[Start STORED RECORDS]

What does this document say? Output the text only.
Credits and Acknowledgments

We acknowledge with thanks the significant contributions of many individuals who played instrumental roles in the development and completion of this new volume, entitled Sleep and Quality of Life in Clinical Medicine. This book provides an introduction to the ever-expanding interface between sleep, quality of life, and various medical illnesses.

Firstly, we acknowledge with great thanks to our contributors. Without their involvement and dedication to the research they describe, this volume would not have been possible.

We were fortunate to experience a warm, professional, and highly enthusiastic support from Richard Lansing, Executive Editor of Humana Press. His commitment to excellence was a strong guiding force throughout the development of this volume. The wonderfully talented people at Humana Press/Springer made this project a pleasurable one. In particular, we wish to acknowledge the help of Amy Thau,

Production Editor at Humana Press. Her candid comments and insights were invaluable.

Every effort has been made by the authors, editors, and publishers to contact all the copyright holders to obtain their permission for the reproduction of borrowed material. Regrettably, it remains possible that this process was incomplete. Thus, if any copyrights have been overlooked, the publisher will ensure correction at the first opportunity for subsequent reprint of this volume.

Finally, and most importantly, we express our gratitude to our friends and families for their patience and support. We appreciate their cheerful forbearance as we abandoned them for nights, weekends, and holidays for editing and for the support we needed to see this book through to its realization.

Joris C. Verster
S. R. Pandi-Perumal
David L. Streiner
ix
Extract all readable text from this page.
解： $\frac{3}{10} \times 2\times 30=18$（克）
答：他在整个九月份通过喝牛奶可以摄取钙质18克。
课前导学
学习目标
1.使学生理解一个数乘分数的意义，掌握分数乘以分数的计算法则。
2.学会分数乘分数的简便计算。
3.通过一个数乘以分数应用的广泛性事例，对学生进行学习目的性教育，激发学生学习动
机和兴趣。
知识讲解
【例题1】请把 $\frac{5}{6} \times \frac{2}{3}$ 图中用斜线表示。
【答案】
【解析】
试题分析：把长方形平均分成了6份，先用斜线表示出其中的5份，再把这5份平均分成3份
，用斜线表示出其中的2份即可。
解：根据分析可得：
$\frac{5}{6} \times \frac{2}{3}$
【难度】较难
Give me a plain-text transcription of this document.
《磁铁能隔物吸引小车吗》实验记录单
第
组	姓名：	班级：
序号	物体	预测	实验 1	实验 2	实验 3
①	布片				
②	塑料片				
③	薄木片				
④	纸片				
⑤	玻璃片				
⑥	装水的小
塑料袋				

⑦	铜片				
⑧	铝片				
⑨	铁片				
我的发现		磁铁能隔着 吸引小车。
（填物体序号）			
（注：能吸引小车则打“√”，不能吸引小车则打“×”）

[End STORED RECORDS]

EXERCISE DIRECTIONS:
Write down the full listing again, exactly.

COMPLETE ANSWER:
What does this document say? Output the text only.
Credits and Acknowledgments

We acknowledge with thanks the significant contributions of many individuals who played instrumental roles in the development and completion of this new volume, entitled Sleep and Quality of Life in Clinical Medicine. This book provides an introduction to the ever-expanding interface between sleep, quality of life, and various medical illnesses.

Firstly, we acknowledge with great thanks to our contributors. Without their involvement and dedication to the research they describe, this volume would not have been possible.

We were fortunate to experience a warm, professional, and highly enthusiastic support from Richard Lansing, Executive Editor of Humana Press. His commitment to excellence was a strong guiding force throughout the development of this volume. The wonderfully talented people at Humana Press/Springer made this project a pleasurable one. In particular, we wish to acknowledge the help of Amy Thau,

Production Editor at Humana Press. Her candid comments and insights were invaluable.

Every effort has been made by the authors, editors, and publishers to contact all the copyright holders to obtain their permission for the reproduction of borrowed material. Regrettably, it remains possible that this process was incomplete. Thus, if any copyrights have been overlooked, the publisher will ensure correction at the first opportunity for subsequent reprint of this volume.

Finally, and most importantly, we express our gratitude to our friends and families for their patience and support. We appreciate their cheerful forbearance as we abandoned them for nights, weekends, and holidays for editing and for the support we needed to see this book through to its realization.

Joris C. Verster
S. R. Pandi-Perumal
David L. Streiner
ix
Extract all readable text from this page.
解： $\frac{3}{10} \times 2\times 30=18$（克）
答：他在整个九月份通过喝牛奶可以摄取钙质18克。
课前导学
学习目标
1.使学生理解一个数乘分数的意义，掌握分数乘以分数的计算法则。
2.学会分数乘分数的简便计算。
3.通过一个数乘以分数应用的广泛性事例，对学生进行学习目的性教育，激发学生学习动
机和兴趣。
知识讲解
【例题1】请把 $\frac{5}{6} \times \frac{2}{3}$ 图中用斜线表示。
【答案】
【解析】
试题分析：把长方形平均分成了6份，先用斜线表示出其中的5份，再把这5份平均分成3份
，用斜线表示出其中的2份即可。
解：根据分析可得：
$\frac{5}{6} \times \frac{2}{3}$
【难度】较难
Give me a plain-text transcription of this document.
《磁铁能隔物吸引小车吗》实验记录单
第
组	姓名：	班级：
序号	物体	预测	实验 1	实验 2	实验 3
①	布片				
②	塑料片				
③	薄木片				
④	纸片				
⑤	玻璃片				
⑥	装水的小
塑料袋				

⑦	铜片				
⑧	铝片				
⑨	铁片				
我的发现		磁铁能隔着 吸引小车。
（填物体序号）			
（注：能吸引小车则打“√”，不能吸引小车则打“×”）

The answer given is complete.